§ **Given instruction**:
Copy nothing but the text: repeat each entry exactly and drop the images.

^^^^

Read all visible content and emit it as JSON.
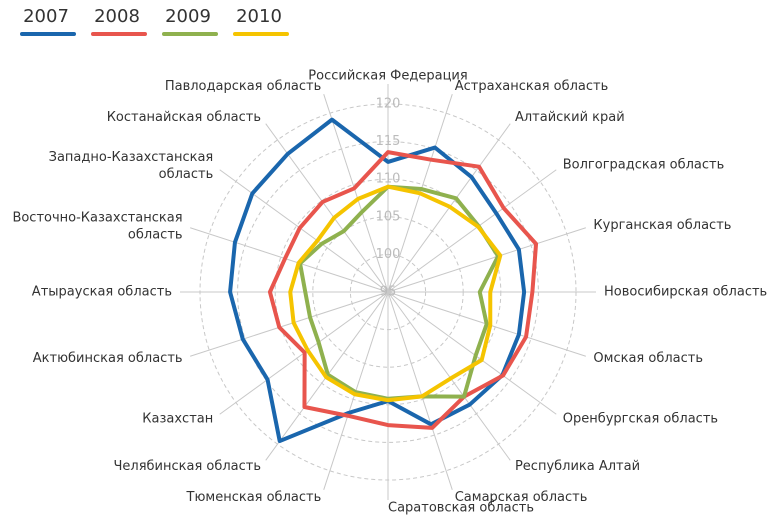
{
  "chart_data": {
    "type": "radar",
    "categories": [
      "Российская Федерация",
      "Астраханская область",
      "Алтайский край",
      "Волгоградская область",
      "Курганская область",
      "Новосибирская область",
      "Омская область",
      "Оренбургская область",
      "Республика Алтай",
      "Самарская область",
      "Саратовская область",
      "Тюменская область",
      "Челябинская область",
      "Казахстан",
      "Актюбинская область",
      "Атырауская область",
      "Восточно-Казахстанская\nобласть",
      "Западно-Казахстанская\nобласть",
      "Костанайская область",
      "Павлодарская область"
    ],
    "series": [
      {
        "name": "2007",
        "color": "#1a66ad",
        "values": [
          112.3,
          115.2,
          113.9,
          112.8,
          113.3,
          113.1,
          113.3,
          113.8,
          113.5,
          113.5,
          109.5,
          111.9,
          119.5,
          114.8,
          115.3,
          116.0,
          116.4,
          117.3,
          117.7,
          119.1
        ]
      },
      {
        "name": "2008",
        "color": "#e8554d",
        "values": [
          113.6,
          113.5,
          115.6,
          114.0,
          115.7,
          114.2,
          114.3,
          113.9,
          112.2,
          114.0,
          112.7,
          112.3,
          113.9,
          108.7,
          110.2,
          110.7,
          109.4,
          109.5,
          109.8,
          109.5
        ]
      },
      {
        "name": "2009",
        "color": "#8fb14e",
        "values": [
          109.0,
          109.4,
          110.4,
          109.9,
          110.4,
          107.2,
          108.8,
          109.4,
          112.2,
          109.6,
          109.2,
          109.0,
          108.6,
          106.4,
          105.9,
          106.0,
          107.3,
          105.9,
          105.0,
          106.2
        ]
      },
      {
        "name": "2010",
        "color": "#f5c400",
        "values": [
          109.0,
          108.8,
          109.0,
          109.8,
          110.7,
          108.6,
          109.3,
          110.4,
          109.2,
          109.6,
          109.4,
          109.3,
          109.0,
          108.2,
          108.2,
          108.0,
          107.5,
          106.6,
          107.2,
          108.0
        ]
      }
    ],
    "rlim": [
      95,
      120
    ],
    "rticks": [
      95,
      100,
      105,
      110,
      115,
      120
    ],
    "grid": true,
    "legend": "top-left"
  }
}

^^^^

§ **Task result**:
Read all visible content and emit it as JSON.
{
  "chart_data": {
    "type": "radar",
    "categories": [
      "Российская Федерация",
      "Астраханская область",
      "Алтайский край",
      "Волгоградская область",
      "Курганская область",
      "Новосибирская область",
      "Омская область",
      "Оренбургская область",
      "Республика Алтай",
      "Самарская область",
      "Саратовская область",
      "Тюменская область",
      "Челябинская область",
      "Казахстан",
      "Актюбинская область",
      "Атырауская область",
      "Восточно-Казахстанская\nобласть",
      "Западно-Казахстанская\nобласть",
      "Костанайская область",
      "Павлодарская область"
    ],
    "series": [
      {
        "name": "2007",
        "color": "#1a66ad",
        "values": [
          112.3,
          115.2,
          113.9,
          112.8,
          113.3,
          113.1,
          113.3,
          113.8,
          113.5,
          113.5,
          109.5,
          111.9,
          119.5,
          114.8,
          115.3,
          116.0,
          116.4,
          117.3,
          117.7,
          119.1
        ]
      },
      {
        "name": "2008",
        "color": "#e8554d",
        "values": [
          113.6,
          113.5,
          115.6,
          114.0,
          115.7,
          114.2,
          114.3,
          113.9,
          112.2,
          114.0,
          112.7,
          112.3,
          113.9,
          108.7,
          110.2,
          110.7,
          109.4,
          109.5,
          109.8,
          109.5
        ]
      },
      {
        "name": "2009",
        "color": "#8fb14e",
        "values": [
          109.0,
          109.4,
          110.4,
          109.9,
          110.4,
          107.2,
          108.8,
          109.4,
          112.2,
          109.6,
          109.2,
          109.0,
          108.6,
          106.4,
          105.9,
          106.0,
          107.3,
          105.9,
          105.0,
          106.2
        ]
      },
      {
        "name": "2010",
        "color": "#f5c400",
        "values": [
          109.0,
          108.8,
          109.0,
          109.8,
          110.7,
          108.6,
          109.3,
          110.4,
          109.2,
          109.6,
          109.4,
          109.3,
          109.0,
          108.2,
          108.2,
          108.0,
          107.5,
          106.6,
          107.2,
          108.0
        ]
      }
    ],
    "rlim": [
      95,
      120
    ],
    "rticks": [
      95,
      100,
      105,
      110,
      115,
      120
    ],
    "grid": true,
    "legend": "top-left"
  }
}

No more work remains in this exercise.